- **Request**:
Return the number of lines in which the word "placeholder" appears; add nothing else.

----- Exercise material -----

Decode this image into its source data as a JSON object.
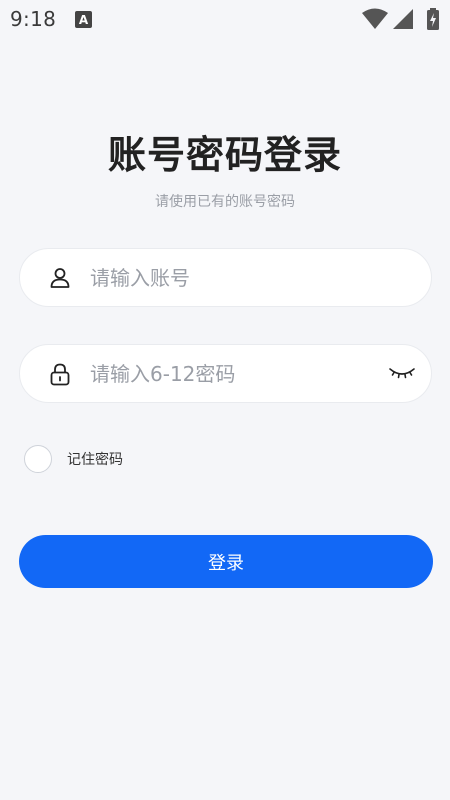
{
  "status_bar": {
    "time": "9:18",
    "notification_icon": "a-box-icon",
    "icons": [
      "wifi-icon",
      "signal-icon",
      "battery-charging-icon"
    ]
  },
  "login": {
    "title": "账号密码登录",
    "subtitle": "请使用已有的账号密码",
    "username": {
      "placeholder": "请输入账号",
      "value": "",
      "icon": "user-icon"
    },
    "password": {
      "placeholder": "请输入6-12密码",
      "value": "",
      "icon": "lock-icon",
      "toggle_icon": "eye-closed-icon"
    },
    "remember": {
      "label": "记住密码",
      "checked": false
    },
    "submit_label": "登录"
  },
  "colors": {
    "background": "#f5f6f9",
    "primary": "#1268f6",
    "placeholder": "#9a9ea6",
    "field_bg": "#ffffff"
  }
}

-----
----- Exercise material -----

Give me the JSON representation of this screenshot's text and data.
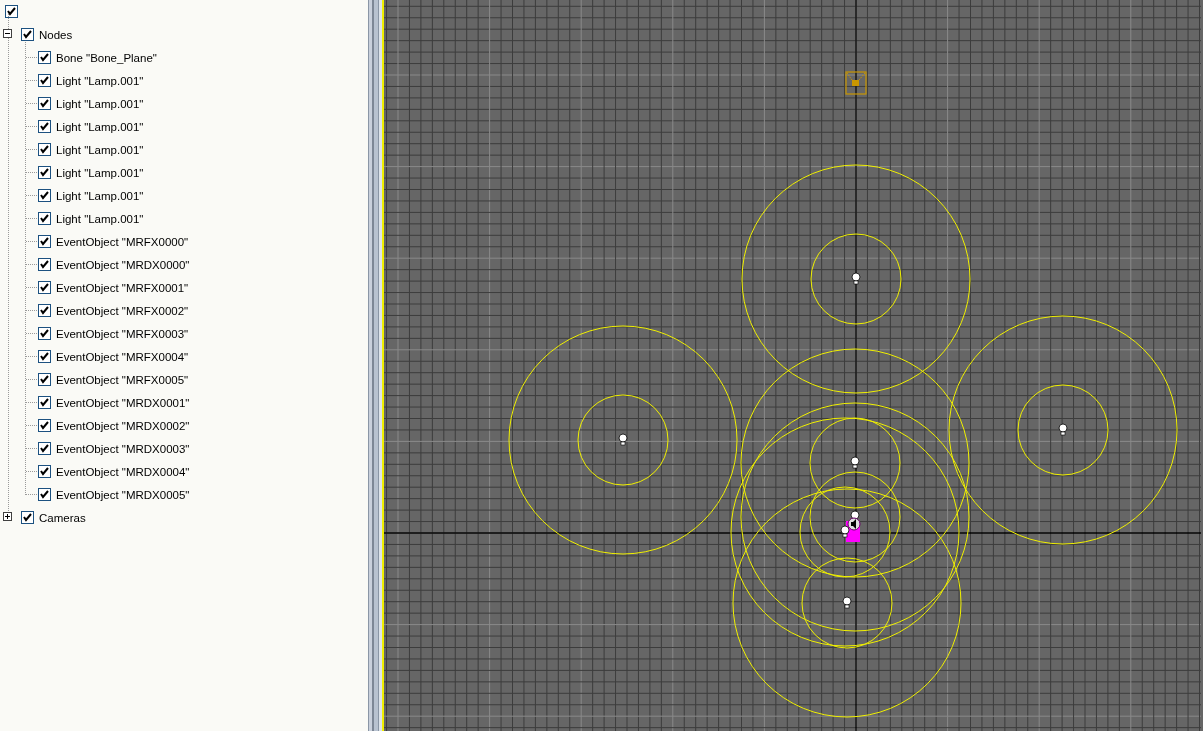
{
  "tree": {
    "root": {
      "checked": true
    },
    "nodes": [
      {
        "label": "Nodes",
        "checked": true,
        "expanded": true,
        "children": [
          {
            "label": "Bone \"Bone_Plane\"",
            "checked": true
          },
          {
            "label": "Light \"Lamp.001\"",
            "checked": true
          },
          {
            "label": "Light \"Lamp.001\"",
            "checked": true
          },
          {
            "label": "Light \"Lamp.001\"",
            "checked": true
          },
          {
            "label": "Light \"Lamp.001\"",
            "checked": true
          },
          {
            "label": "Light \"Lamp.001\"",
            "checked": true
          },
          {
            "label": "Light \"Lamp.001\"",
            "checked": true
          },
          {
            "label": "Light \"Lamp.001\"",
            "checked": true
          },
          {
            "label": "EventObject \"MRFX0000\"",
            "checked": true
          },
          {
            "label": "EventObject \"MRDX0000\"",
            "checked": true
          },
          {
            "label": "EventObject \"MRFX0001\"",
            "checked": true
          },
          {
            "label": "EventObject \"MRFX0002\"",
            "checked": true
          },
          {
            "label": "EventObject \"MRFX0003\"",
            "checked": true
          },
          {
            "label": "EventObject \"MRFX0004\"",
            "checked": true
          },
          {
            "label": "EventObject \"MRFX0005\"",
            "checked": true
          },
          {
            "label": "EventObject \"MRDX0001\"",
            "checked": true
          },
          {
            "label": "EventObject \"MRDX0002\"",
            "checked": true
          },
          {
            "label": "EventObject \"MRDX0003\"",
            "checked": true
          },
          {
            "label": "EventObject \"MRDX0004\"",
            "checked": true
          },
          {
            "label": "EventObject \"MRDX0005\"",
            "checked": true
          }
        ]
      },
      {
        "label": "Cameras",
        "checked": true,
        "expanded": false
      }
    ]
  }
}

-----
----- Exercise material -----

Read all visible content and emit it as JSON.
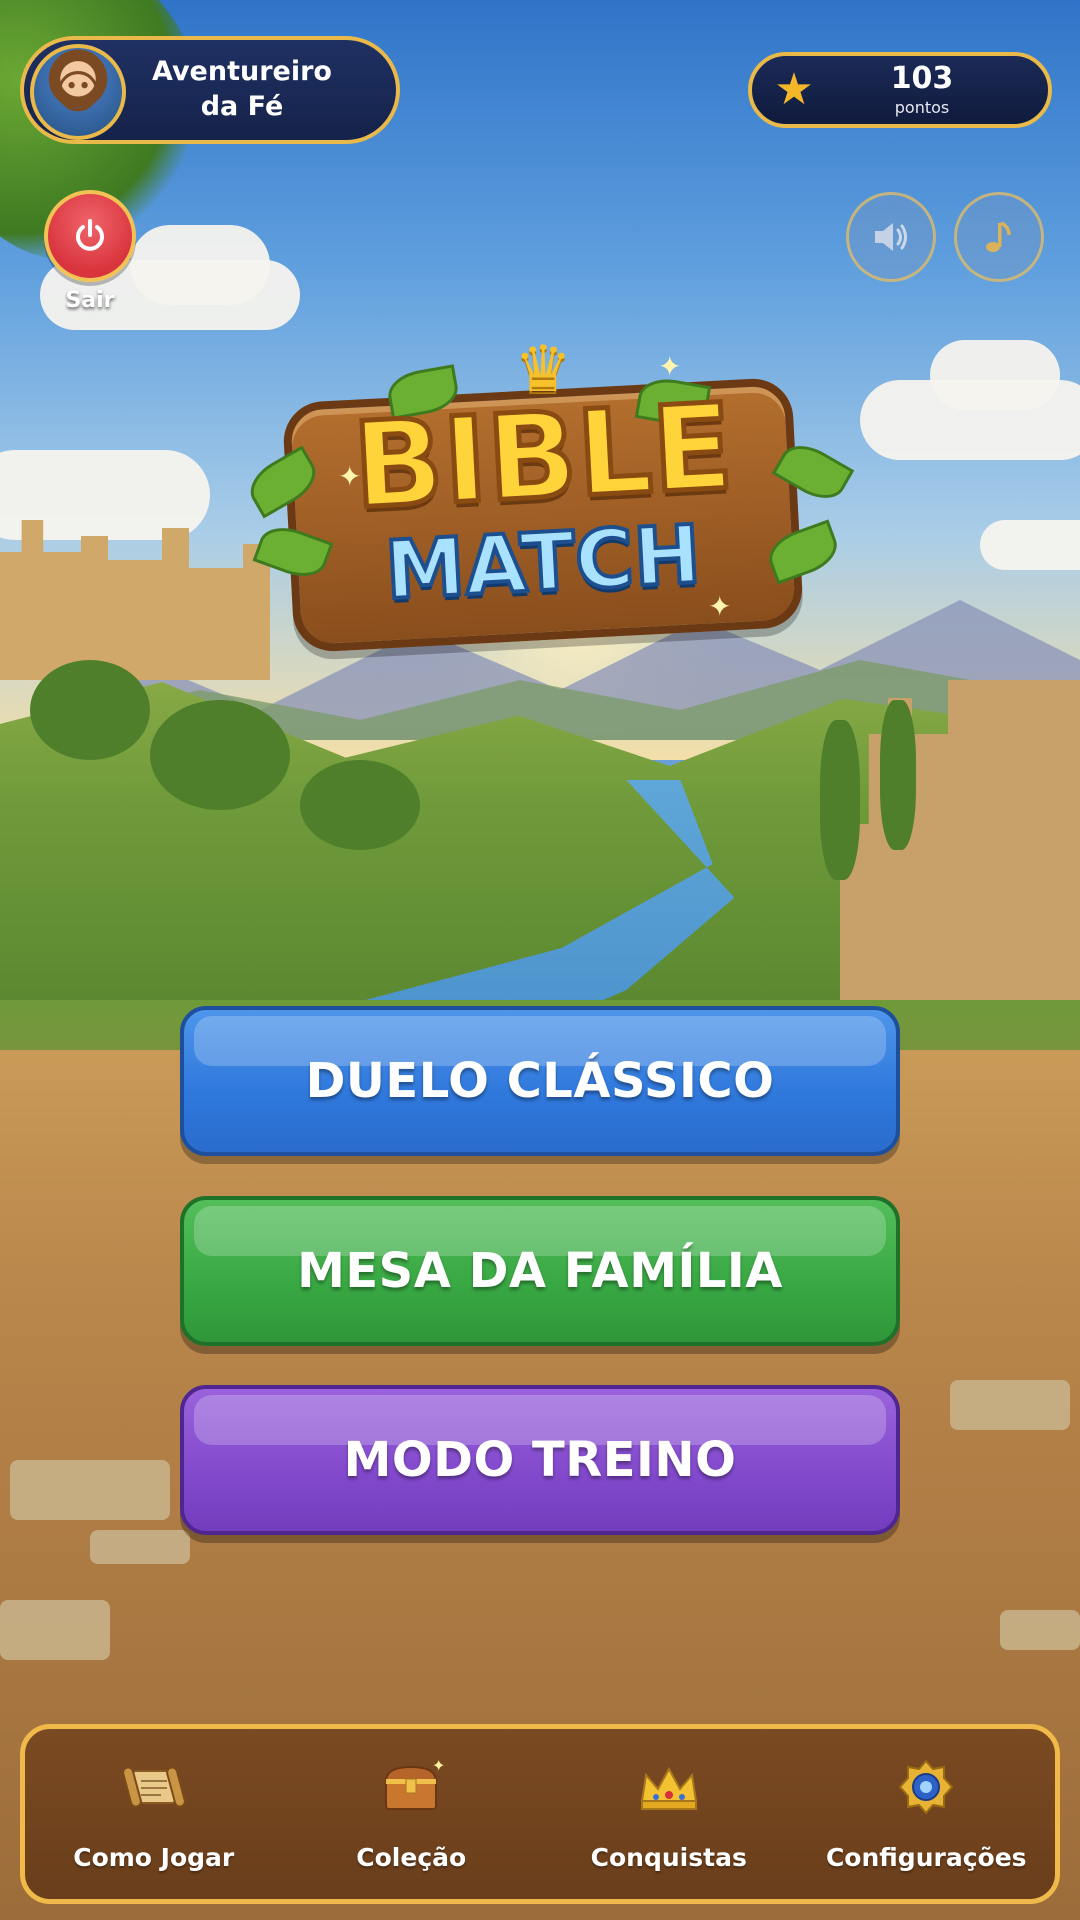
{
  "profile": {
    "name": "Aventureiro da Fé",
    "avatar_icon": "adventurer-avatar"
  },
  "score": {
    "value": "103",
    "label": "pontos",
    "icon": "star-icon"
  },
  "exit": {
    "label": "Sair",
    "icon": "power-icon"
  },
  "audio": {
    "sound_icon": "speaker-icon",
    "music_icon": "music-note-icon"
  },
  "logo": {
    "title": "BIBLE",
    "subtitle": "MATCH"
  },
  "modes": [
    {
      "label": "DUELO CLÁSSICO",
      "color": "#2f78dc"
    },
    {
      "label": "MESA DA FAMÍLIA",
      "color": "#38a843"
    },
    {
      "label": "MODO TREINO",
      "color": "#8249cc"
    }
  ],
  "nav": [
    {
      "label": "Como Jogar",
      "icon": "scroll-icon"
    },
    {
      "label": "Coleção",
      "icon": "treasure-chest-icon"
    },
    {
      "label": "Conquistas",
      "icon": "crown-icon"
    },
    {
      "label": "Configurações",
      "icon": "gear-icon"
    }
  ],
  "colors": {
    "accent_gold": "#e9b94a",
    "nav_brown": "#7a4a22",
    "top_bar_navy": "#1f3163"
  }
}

-----

- **Answer to this exercise**:
3